- Data for processing
"""

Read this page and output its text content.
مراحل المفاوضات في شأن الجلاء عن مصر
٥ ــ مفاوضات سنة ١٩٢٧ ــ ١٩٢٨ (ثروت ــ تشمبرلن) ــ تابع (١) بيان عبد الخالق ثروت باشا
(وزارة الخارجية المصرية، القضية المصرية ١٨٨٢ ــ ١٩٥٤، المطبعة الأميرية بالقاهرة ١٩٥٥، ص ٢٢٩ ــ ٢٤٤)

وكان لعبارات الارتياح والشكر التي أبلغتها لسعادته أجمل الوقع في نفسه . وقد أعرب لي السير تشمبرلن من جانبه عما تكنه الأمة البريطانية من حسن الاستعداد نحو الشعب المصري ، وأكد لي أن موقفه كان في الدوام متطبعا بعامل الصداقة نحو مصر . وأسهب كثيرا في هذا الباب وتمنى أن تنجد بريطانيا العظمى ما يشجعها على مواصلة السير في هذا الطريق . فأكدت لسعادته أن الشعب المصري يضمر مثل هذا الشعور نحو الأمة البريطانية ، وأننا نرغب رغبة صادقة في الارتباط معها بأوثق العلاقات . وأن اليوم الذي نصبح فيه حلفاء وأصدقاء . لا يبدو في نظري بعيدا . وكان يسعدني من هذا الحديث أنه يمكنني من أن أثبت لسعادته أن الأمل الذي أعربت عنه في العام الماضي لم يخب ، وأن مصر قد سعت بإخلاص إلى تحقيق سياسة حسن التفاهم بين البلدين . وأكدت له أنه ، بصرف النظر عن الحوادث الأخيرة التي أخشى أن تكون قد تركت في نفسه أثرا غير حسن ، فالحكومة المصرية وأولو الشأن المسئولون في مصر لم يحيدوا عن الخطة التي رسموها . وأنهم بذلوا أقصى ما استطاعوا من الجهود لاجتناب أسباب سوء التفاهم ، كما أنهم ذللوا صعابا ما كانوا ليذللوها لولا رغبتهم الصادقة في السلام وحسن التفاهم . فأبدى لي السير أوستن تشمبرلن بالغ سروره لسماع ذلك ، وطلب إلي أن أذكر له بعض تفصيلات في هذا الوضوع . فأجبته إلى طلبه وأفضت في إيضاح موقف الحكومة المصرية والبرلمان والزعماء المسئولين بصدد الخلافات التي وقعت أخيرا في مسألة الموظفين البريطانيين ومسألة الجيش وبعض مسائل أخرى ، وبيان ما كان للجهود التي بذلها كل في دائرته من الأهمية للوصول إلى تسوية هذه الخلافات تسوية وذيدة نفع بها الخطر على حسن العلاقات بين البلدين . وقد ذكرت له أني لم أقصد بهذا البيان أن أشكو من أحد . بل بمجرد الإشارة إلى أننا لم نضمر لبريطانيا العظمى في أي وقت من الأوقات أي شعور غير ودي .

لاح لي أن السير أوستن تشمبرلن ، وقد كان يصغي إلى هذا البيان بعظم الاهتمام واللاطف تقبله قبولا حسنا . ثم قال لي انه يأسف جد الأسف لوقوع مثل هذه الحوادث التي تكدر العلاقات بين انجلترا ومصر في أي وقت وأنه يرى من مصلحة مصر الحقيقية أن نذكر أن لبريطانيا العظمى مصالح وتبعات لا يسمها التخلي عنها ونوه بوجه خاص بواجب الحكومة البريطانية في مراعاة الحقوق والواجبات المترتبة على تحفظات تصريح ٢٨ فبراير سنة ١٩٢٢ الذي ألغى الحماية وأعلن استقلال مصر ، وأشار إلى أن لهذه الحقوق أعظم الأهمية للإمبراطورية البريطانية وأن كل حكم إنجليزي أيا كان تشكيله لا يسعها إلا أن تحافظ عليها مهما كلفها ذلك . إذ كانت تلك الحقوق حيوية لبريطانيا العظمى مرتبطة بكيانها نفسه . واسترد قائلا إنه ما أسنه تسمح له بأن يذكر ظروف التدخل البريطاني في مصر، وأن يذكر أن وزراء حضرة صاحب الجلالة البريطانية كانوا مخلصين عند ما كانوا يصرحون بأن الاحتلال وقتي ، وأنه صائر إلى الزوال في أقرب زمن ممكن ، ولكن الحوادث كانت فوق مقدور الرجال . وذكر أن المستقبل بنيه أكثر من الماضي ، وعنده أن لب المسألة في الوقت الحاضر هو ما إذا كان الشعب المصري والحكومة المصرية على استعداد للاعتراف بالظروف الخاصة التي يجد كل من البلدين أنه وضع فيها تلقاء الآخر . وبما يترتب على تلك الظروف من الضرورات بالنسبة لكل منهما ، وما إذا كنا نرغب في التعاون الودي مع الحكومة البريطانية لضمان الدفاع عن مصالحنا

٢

"""

- Goal
Output every record above exactly as it appears.

- Response
Read this page and output its text content.
مراحل المفاوضات في شأن الجلاء عن مصر
٥ ــ مفاوضات سنة ١٩٢٧ ــ ١٩٢٨ (ثروت ــ تشمبرلن) ــ تابع (١) بيان عبد الخالق ثروت باشا
(وزارة الخارجية المصرية، القضية المصرية ١٨٨٢ ــ ١٩٥٤، المطبعة الأميرية بالقاهرة ١٩٥٥، ص ٢٢٩ ــ ٢٤٤)

وكان لعبارات الارتياح والشكر التي أبلغتها لسعادته أجمل الوقع في نفسه . وقد أعرب لي السير تشمبرلن من جانبه عما تكنه الأمة البريطانية من حسن الاستعداد نحو الشعب المصري ، وأكد لي أن موقفه كان في الدوام متطبعا بعامل الصداقة نحو مصر . وأسهب كثيرا في هذا الباب وتمنى أن تنجد بريطانيا العظمى ما يشجعها على مواصلة السير في هذا الطريق . فأكدت لسعادته أن الشعب المصري يضمر مثل هذا الشعور نحو الأمة البريطانية ، وأننا نرغب رغبة صادقة في الارتباط معها بأوثق العلاقات . وأن اليوم الذي نصبح فيه حلفاء وأصدقاء . لا يبدو في نظري بعيدا . وكان يسعدني من هذا الحديث أنه يمكنني من أن أثبت لسعادته أن الأمل الذي أعربت عنه في العام الماضي لم يخب ، وأن مصر قد سعت بإخلاص إلى تحقيق سياسة حسن التفاهم بين البلدين . وأكدت له أنه ، بصرف النظر عن الحوادث الأخيرة التي أخشى أن تكون قد تركت في نفسه أثرا غير حسن ، فالحكومة المصرية وأولو الشأن المسئولون في مصر لم يحيدوا عن الخطة التي رسموها . وأنهم بذلوا أقصى ما استطاعوا من الجهود لاجتناب أسباب سوء التفاهم ، كما أنهم ذللوا صعابا ما كانوا ليذللوها لولا رغبتهم الصادقة في السلام وحسن التفاهم . فأبدى لي السير أوستن تشمبرلن بالغ سروره لسماع ذلك ، وطلب إلي أن أذكر له بعض تفصيلات في هذا الوضوع . فأجبته إلى طلبه وأفضت في إيضاح موقف الحكومة المصرية والبرلمان والزعماء المسئولين بصدد الخلافات التي وقعت أخيرا في مسألة الموظفين البريطانيين ومسألة الجيش وبعض مسائل أخرى ، وبيان ما كان للجهود التي بذلها كل في دائرته من الأهمية للوصول إلى تسوية هذه الخلافات تسوية وذيدة نفع بها الخطر على حسن العلاقات بين البلدين . وقد ذكرت له أني لم أقصد بهذا البيان أن أشكو من أحد . بل بمجرد الإشارة إلى أننا لم نضمر لبريطانيا العظمى في أي وقت من الأوقات أي شعور غير ودي .

لاح لي أن السير أوستن تشمبرلن ، وقد كان يصغي إلى هذا البيان بعظم الاهتمام واللاطف تقبله قبولا حسنا . ثم قال لي انه يأسف جد الأسف لوقوع مثل هذه الحوادث التي تكدر العلاقات بين انجلترا ومصر في أي وقت وأنه يرى من مصلحة مصر الحقيقية أن نذكر أن لبريطانيا العظمى مصالح وتبعات لا يسمها التخلي عنها ونوه بوجه خاص بواجب الحكومة البريطانية في مراعاة الحقوق والواجبات المترتبة على تحفظات تصريح ٢٨ فبراير سنة ١٩٢٢ الذي ألغى الحماية وأعلن استقلال مصر ، وأشار إلى أن لهذه الحقوق أعظم الأهمية للإمبراطورية البريطانية وأن كل حكم إنجليزي أيا كان تشكيله لا يسعها إلا أن تحافظ عليها مهما كلفها ذلك . إذ كانت تلك الحقوق حيوية لبريطانيا العظمى مرتبطة بكيانها نفسه . واسترد قائلا إنه ما أسنه تسمح له بأن يذكر ظروف التدخل البريطاني في مصر، وأن يذكر أن وزراء حضرة صاحب الجلالة البريطانية كانوا مخلصين عند ما كانوا يصرحون بأن الاحتلال وقتي ، وأنه صائر إلى الزوال في أقرب زمن ممكن ، ولكن الحوادث كانت فوق مقدور الرجال . وذكر أن المستقبل بنيه أكثر من الماضي ، وعنده أن لب المسألة في الوقت الحاضر هو ما إذا كان الشعب المصري والحكومة المصرية على استعداد للاعتراف بالظروف الخاصة التي يجد كل من البلدين أنه وضع فيها تلقاء الآخر . وبما يترتب على تلك الظروف من الضرورات بالنسبة لكل منهما ، وما إذا كنا نرغب في التعاون الودي مع الحكومة البريطانية لضمان الدفاع عن مصالحنا

٢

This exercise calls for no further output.